• Exercise requirements
From the listing below, pull each line that includes "Investment".

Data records
▬▬▬▬▬▬▬▬▬▬

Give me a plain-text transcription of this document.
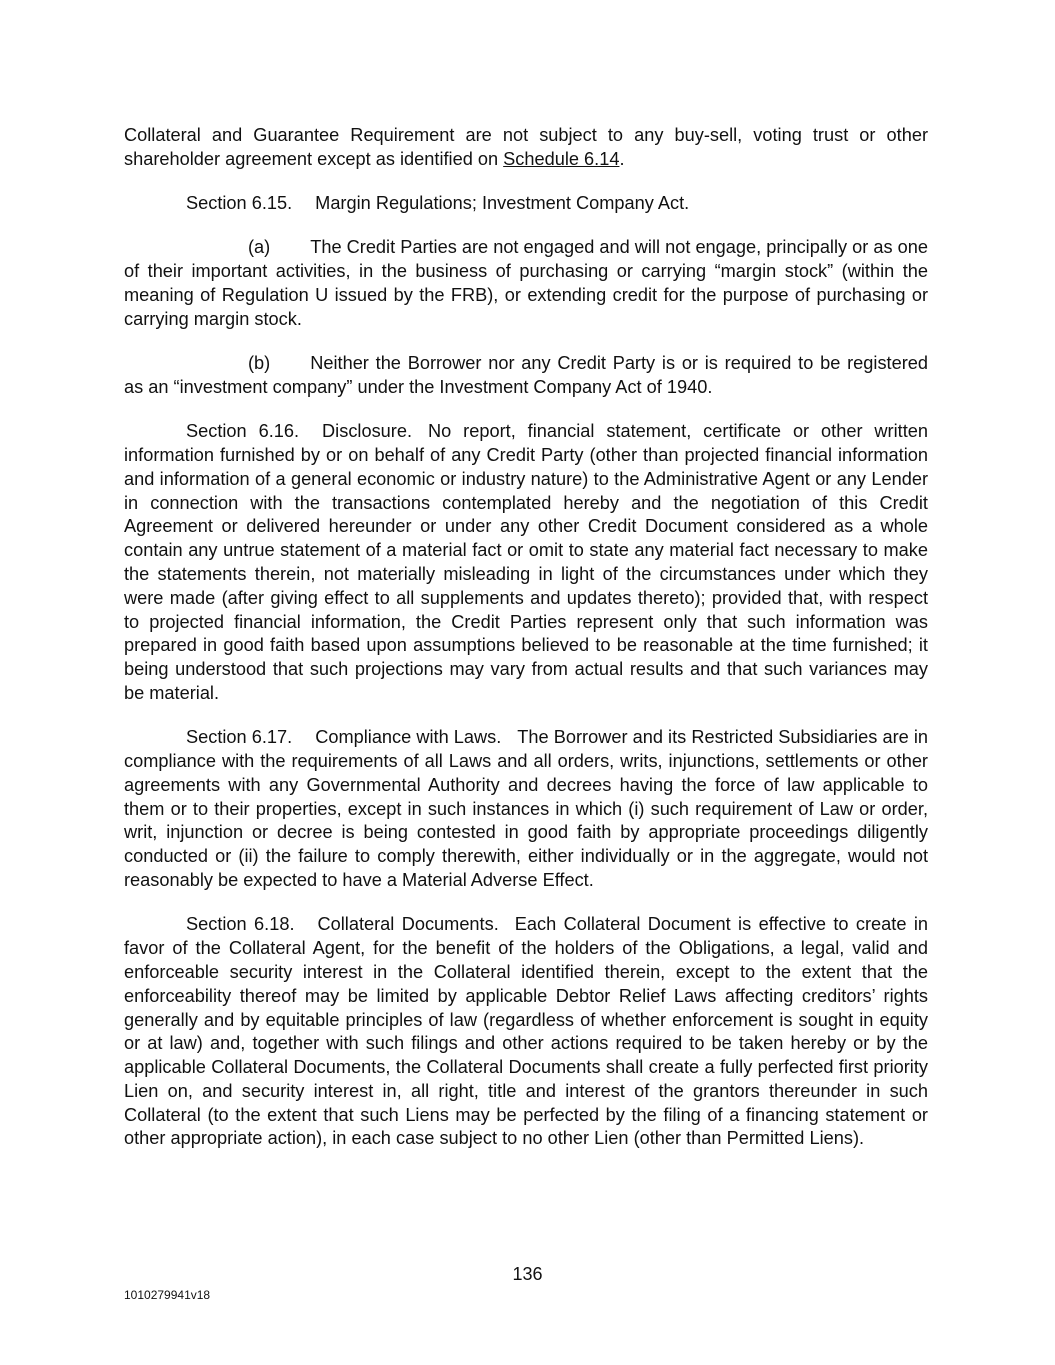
Collateral and Guarantee Requirement are not subject to any buy-sell, voting trust or other shareholder agreement except as identified on Schedule 6.14.

Section 6.15. Margin Regulations; Investment Company Act.

(a) The Credit Parties are not engaged and will not engage, principally or as one of their important activities, in the business of purchasing or carrying “margin stock” (within the meaning of Regulation U issued by the FRB), or extending credit for the purpose of purchasing or carrying margin stock.

(b) Neither the Borrower nor any Credit Party is or is required to be registered as an “investment company” under the Investment Company Act of 1940.

Section 6.16. Disclosure. No report, financial statement, certificate or other written information furnished by or on behalf of any Credit Party (other than projected financial information and information of a general economic or industry nature) to the Administrative Agent or any Lender in connection with the transactions contemplated hereby and the negotiation of this Credit Agreement or delivered hereunder or under any other Credit Document considered as a whole contain any untrue statement of a material fact or omit to state any material fact necessary to make the statements therein, not materially misleading in light of the circumstances under which they were made (after giving effect to all supplements and updates thereto); provided that, with respect to projected financial information, the Credit Parties represent only that such information was prepared in good faith based upon assumptions believed to be reasonable at the time furnished; it being understood that such projections may vary from actual results and that such variances may be material.

Section 6.17. Compliance with Laws. The Borrower and its Restricted Subsidiaries are in compliance with the requirements of all Laws and all orders, writs, injunctions, settlements or other agreements with any Governmental Authority and decrees having the force of law applicable to them or to their properties, except in such instances in which (i) such requirement of Law or order, writ, injunction or decree is being contested in good faith by appropriate proceedings diligently conducted or (ii) the failure to comply therewith, either individually or in the aggregate, would not reasonably be expected to have a Material Adverse Effect.

Section 6.18. Collateral Documents. Each Collateral Document is effective to create in favor of the Collateral Agent, for the benefit of the holders of the Obligations, a legal, valid and enforceable security interest in the Collateral identified therein, except to the extent that the enforceability thereof may be limited by applicable Debtor Relief Laws affecting creditors’ rights generally and by equitable principles of law (regardless of whether enforcement is sought in equity or at law) and, together with such filings and other actions required to be taken hereby or by the applicable Collateral Documents, the Collateral Documents shall create a fully perfected first priority Lien on, and security interest in, all right, title and interest of the grantors thereunder in such Collateral (to the extent that such Liens may be perfected by the filing of a financing statement or other appropriate action), in each case subject to no other Lien (other than Permitted Liens).

136
1010279941v18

▬▬▬▬▬▬▬▬▬▬

• Answer for the task
Section 6.15. Margin Regulations; Investment Company Act.
(b) Neither the Borrower nor any Credit Party is or is required to be registered as an “investment company” under the Investment Company Act of 1940.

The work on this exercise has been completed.